=== Exercise brief ===
Give every line from the entries that contains "true".

* begin Data for this exercise *

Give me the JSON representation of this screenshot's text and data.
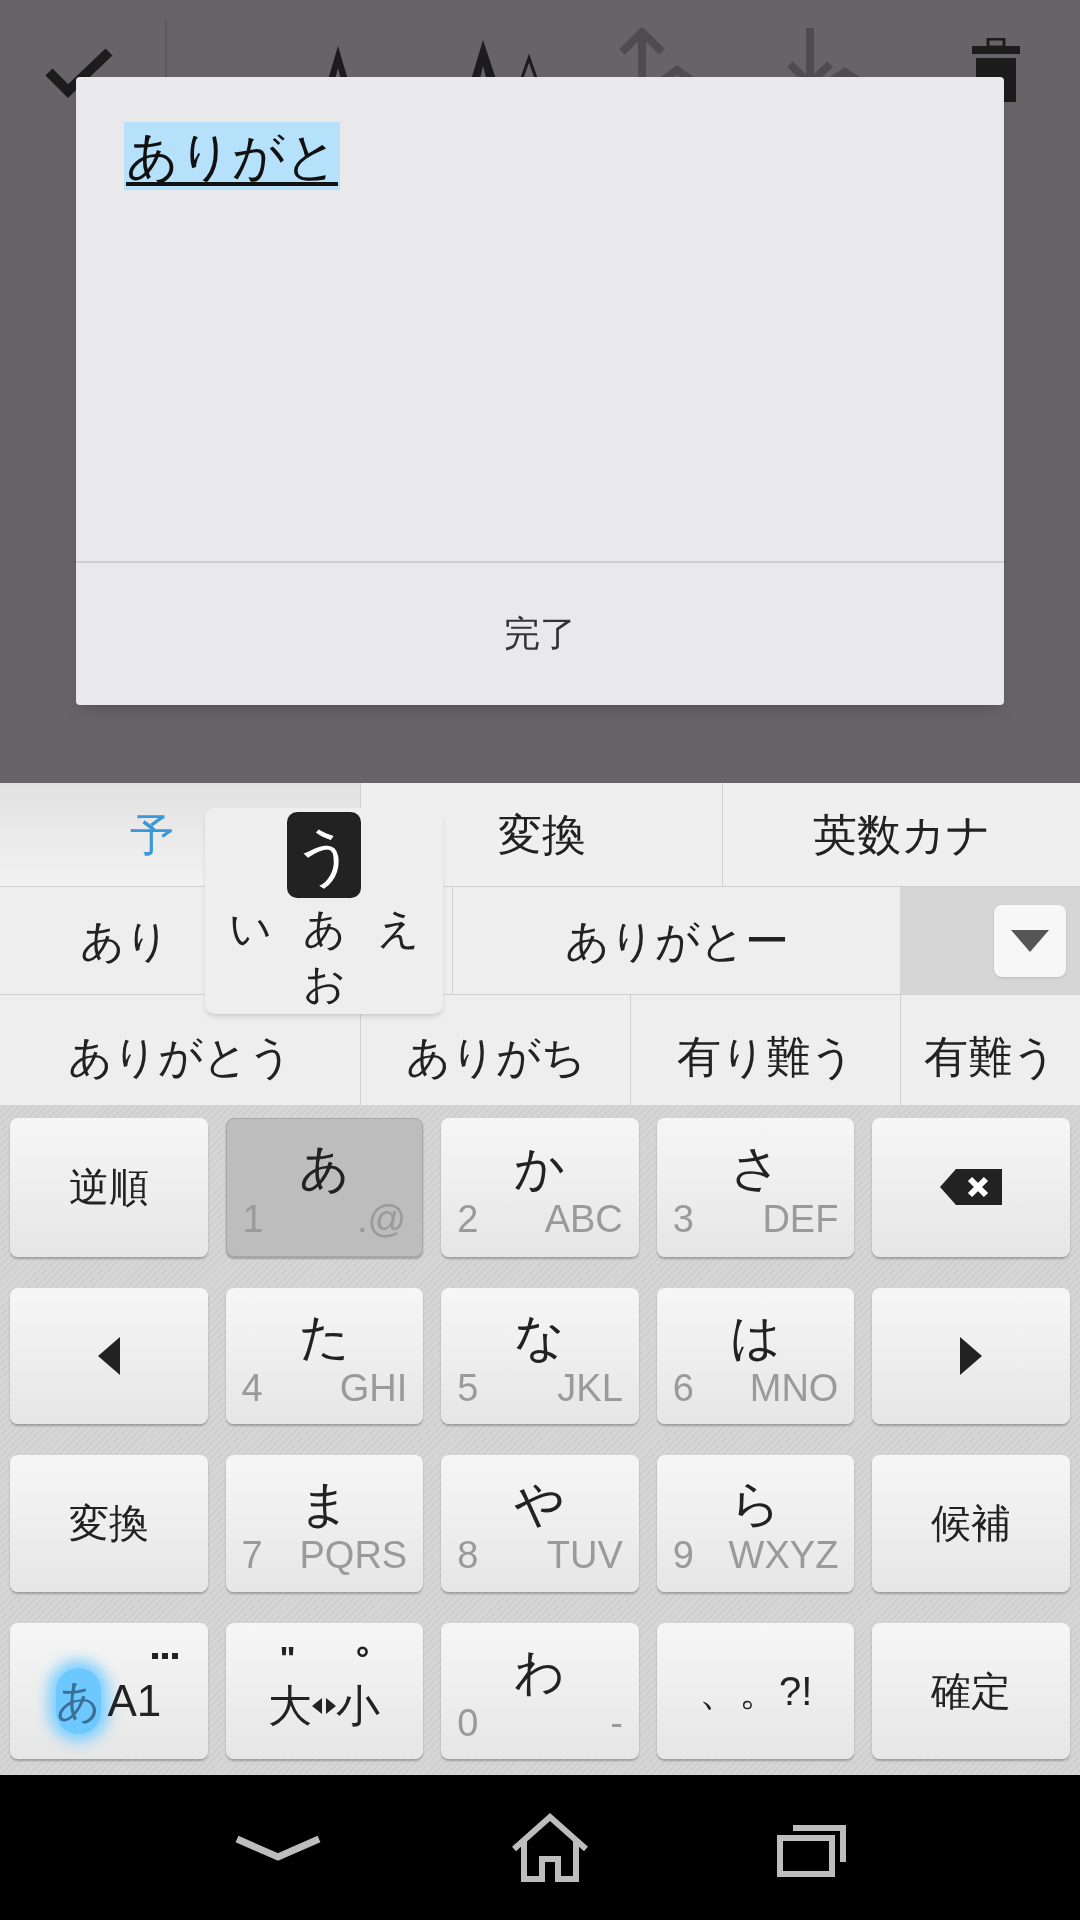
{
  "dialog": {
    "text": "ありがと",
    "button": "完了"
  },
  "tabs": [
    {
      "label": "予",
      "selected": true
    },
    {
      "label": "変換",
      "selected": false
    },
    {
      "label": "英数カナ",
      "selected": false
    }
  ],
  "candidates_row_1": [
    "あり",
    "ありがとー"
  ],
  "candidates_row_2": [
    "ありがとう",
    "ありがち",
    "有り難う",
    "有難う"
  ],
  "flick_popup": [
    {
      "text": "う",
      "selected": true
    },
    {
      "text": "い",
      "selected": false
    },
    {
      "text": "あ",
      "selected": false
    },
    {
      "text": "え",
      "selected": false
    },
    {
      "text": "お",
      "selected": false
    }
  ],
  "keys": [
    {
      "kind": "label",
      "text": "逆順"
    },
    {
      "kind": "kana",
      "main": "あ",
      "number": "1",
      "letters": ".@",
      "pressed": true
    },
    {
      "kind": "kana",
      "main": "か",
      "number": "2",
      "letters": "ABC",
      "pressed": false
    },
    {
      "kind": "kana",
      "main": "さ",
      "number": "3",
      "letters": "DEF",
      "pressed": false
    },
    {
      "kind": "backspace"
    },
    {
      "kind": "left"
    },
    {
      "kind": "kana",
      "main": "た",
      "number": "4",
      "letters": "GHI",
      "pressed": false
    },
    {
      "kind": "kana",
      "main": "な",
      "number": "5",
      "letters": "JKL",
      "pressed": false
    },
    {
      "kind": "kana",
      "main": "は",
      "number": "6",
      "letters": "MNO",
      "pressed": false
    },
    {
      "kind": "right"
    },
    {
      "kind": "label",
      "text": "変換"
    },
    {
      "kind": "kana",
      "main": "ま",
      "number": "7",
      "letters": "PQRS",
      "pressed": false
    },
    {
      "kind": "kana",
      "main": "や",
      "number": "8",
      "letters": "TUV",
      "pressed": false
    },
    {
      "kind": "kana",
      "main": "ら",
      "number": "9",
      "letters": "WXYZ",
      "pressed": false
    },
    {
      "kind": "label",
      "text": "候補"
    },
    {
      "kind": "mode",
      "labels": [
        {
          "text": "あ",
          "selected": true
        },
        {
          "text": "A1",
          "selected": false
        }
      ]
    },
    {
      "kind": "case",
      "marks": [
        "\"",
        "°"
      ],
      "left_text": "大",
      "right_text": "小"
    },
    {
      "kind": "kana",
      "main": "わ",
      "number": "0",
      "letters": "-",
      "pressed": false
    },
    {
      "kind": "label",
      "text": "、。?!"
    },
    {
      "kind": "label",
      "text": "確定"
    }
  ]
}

* end Data for this exercise *
* begin Data for this exercise *

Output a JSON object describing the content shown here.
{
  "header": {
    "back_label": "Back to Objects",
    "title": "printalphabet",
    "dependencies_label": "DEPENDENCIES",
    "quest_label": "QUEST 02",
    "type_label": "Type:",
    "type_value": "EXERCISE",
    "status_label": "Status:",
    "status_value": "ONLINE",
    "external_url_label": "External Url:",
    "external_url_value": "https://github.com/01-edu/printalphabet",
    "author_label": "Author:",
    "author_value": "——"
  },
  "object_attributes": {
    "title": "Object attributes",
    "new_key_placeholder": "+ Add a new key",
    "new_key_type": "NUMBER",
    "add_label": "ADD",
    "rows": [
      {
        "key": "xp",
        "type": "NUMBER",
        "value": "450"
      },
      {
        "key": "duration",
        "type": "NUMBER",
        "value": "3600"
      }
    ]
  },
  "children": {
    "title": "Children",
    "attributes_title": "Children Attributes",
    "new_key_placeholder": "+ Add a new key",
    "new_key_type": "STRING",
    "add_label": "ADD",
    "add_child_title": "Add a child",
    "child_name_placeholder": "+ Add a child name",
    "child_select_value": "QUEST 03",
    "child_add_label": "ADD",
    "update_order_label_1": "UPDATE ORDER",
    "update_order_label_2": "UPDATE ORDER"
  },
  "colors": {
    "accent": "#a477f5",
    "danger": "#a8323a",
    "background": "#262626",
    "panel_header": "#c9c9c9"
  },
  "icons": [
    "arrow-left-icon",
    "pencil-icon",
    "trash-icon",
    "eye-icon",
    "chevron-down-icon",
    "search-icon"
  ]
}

* end Data for this exercise *

=== Solution to this problem ===
      "selected": true
      "selected": true
      "pressed": true
          "selected": true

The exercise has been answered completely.